> Problem description
Can you write out every one of the items below word for word, without changing anything?

--- Start of Supplied information ---

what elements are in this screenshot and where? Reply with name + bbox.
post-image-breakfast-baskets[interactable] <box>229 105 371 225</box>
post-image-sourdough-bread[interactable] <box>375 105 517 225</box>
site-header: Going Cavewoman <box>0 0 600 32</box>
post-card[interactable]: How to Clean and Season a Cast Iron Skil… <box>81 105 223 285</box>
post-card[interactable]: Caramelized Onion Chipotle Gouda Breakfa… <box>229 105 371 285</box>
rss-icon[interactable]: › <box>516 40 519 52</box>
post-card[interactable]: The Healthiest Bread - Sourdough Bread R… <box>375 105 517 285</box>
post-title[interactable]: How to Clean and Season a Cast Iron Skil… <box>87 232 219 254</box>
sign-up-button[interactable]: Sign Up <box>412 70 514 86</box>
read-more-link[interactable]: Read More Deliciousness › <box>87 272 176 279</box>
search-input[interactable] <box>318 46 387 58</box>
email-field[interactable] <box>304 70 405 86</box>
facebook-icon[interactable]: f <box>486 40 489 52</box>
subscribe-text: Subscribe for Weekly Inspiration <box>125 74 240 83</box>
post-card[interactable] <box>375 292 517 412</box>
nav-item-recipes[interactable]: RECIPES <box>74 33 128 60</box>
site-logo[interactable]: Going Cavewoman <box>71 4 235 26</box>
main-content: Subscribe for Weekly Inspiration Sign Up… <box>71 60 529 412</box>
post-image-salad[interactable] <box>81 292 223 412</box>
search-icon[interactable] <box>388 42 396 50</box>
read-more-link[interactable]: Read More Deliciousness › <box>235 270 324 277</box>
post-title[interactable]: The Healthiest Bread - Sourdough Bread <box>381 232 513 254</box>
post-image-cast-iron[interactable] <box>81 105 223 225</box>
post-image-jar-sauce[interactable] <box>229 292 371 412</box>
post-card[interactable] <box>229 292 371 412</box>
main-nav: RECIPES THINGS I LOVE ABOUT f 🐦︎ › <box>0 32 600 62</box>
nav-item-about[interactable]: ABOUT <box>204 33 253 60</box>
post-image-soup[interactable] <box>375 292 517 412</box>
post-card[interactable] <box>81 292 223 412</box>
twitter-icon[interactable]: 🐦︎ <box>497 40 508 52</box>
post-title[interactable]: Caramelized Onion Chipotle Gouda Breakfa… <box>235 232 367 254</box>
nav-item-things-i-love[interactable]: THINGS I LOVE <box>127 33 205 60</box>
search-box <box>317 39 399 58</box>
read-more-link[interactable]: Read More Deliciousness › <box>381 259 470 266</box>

--- End of Supplied information ---

> Task response
what elements are in this screenshot and where? Reply with name + bbox.
post-image-breakfast-baskets[interactable] <box>229 105 371 225</box>
post-image-sourdough-bread[interactable] <box>375 105 517 225</box>
site-header: Going Cavewoman <box>0 0 600 32</box>
post-card[interactable]: How to Clean and Season a Cast Iron Skil… <box>81 105 223 285</box>
post-card[interactable]: Caramelized Onion Chipotle Gouda Breakfa… <box>229 105 371 285</box>
rss-icon[interactable]: › <box>516 40 519 52</box>
post-card[interactable]: The Healthiest Bread - Sourdough Bread R… <box>375 105 517 285</box>
post-title[interactable]: How to Clean and Season a Cast Iron Skil… <box>87 232 219 254</box>
sign-up-button[interactable]: Sign Up <box>412 70 514 86</box>
read-more-link[interactable]: Read More Deliciousness › <box>87 272 176 279</box>
search-input[interactable] <box>318 46 387 58</box>
email-field[interactable] <box>304 70 405 86</box>
facebook-icon[interactable]: f <box>486 40 489 52</box>
subscribe-text: Subscribe for Weekly Inspiration <box>125 74 240 83</box>
post-card[interactable] <box>375 292 517 412</box>
nav-item-recipes[interactable]: RECIPES <box>74 33 128 60</box>
site-logo[interactable]: Going Cavewoman <box>71 4 235 26</box>
main-content: Subscribe for Weekly Inspiration Sign Up… <box>71 60 529 412</box>
post-image-salad[interactable] <box>81 292 223 412</box>
search-icon[interactable] <box>388 42 396 50</box>
read-more-link[interactable]: Read More Deliciousness › <box>235 270 324 277</box>
post-title[interactable]: The Healthiest Bread - Sourdough Bread <box>381 232 513 254</box>
post-image-cast-iron[interactable] <box>81 105 223 225</box>
post-image-jar-sauce[interactable] <box>229 292 371 412</box>
post-card[interactable] <box>229 292 371 412</box>
main-nav: RECIPES THINGS I LOVE ABOUT f 🐦︎ › <box>0 32 600 62</box>
nav-item-about[interactable]: ABOUT <box>204 33 253 60</box>
post-image-soup[interactable] <box>375 292 517 412</box>
post-card[interactable] <box>81 292 223 412</box>
twitter-icon[interactable]: 🐦︎ <box>497 40 508 52</box>
post-title[interactable]: Caramelized Onion Chipotle Gouda Breakfa… <box>235 232 367 254</box>
nav-item-things-i-love[interactable]: THINGS I LOVE <box>127 33 205 60</box>
search-box <box>317 39 399 58</box>
read-more-link[interactable]: Read More Deliciousness › <box>381 259 470 266</box>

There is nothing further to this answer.